(Data excerpts)
....................

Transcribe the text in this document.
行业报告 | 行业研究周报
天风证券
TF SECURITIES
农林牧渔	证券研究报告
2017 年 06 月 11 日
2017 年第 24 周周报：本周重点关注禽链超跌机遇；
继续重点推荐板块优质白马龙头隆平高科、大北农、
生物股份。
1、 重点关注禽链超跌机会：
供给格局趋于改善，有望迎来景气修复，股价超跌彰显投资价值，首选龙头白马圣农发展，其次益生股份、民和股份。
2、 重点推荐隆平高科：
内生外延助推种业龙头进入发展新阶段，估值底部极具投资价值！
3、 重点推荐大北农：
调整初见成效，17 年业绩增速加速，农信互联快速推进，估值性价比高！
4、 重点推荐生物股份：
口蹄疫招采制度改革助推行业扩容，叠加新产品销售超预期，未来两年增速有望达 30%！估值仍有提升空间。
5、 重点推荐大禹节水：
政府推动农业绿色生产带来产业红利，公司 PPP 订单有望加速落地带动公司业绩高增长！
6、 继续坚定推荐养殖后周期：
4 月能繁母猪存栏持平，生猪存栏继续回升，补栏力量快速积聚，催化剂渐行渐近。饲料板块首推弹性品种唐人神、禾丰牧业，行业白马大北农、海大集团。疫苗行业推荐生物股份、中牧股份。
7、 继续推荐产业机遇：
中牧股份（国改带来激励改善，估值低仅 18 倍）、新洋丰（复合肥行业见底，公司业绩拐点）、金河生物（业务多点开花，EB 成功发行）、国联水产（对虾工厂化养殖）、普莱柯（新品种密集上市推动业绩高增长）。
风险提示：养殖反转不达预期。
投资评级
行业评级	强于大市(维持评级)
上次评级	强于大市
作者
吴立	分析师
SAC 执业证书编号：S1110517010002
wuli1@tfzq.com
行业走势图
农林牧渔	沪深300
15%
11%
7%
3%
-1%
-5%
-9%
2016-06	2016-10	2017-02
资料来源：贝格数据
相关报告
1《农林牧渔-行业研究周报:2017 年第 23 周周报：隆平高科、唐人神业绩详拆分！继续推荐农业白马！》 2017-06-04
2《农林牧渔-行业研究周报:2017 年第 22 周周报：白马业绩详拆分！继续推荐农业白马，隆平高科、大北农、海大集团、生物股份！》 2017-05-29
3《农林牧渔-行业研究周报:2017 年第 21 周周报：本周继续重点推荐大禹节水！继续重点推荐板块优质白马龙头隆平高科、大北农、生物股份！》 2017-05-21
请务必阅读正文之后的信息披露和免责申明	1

....................

Retype each record exactly, leaving nothing out.

▶ **Exercise solution**:
Transcribe the text in this document.
行业报告 | 行业研究周报
天风证券
TF SECURITIES
农林牧渔	证券研究报告
2017 年 06 月 11 日
2017 年第 24 周周报：本周重点关注禽链超跌机遇；
继续重点推荐板块优质白马龙头隆平高科、大北农、
生物股份。
1、 重点关注禽链超跌机会：
供给格局趋于改善，有望迎来景气修复，股价超跌彰显投资价值，首选龙头白马圣农发展，其次益生股份、民和股份。
2、 重点推荐隆平高科：
内生外延助推种业龙头进入发展新阶段，估值底部极具投资价值！
3、 重点推荐大北农：
调整初见成效，17 年业绩增速加速，农信互联快速推进，估值性价比高！
4、 重点推荐生物股份：
口蹄疫招采制度改革助推行业扩容，叠加新产品销售超预期，未来两年增速有望达 30%！估值仍有提升空间。
5、 重点推荐大禹节水：
政府推动农业绿色生产带来产业红利，公司 PPP 订单有望加速落地带动公司业绩高增长！
6、 继续坚定推荐养殖后周期：
4 月能繁母猪存栏持平，生猪存栏继续回升，补栏力量快速积聚，催化剂渐行渐近。饲料板块首推弹性品种唐人神、禾丰牧业，行业白马大北农、海大集团。疫苗行业推荐生物股份、中牧股份。
7、 继续推荐产业机遇：
中牧股份（国改带来激励改善，估值低仅 18 倍）、新洋丰（复合肥行业见底，公司业绩拐点）、金河生物（业务多点开花，EB 成功发行）、国联水产（对虾工厂化养殖）、普莱柯（新品种密集上市推动业绩高增长）。
风险提示：养殖反转不达预期。
投资评级
行业评级	强于大市(维持评级)
上次评级	强于大市
作者
吴立	分析师
SAC 执业证书编号：S1110517010002
wuli1@tfzq.com
行业走势图
农林牧渔	沪深300
15%
11%
7%
3%
-1%
-5%
-9%
2016-06	2016-10	2017-02
资料来源：贝格数据
相关报告
1《农林牧渔-行业研究周报:2017 年第 23 周周报：隆平高科、唐人神业绩详拆分！继续推荐农业白马！》 2017-06-04
2《农林牧渔-行业研究周报:2017 年第 22 周周报：白马业绩详拆分！继续推荐农业白马，隆平高科、大北农、海大集团、生物股份！》 2017-05-29
3《农林牧渔-行业研究周报:2017 年第 21 周周报：本周继续重点推荐大禹节水！继续重点推荐板块优质白马龙头隆平高科、大北农、生物股份！》 2017-05-21
请务必阅读正文之后的信息披露和免责申明	1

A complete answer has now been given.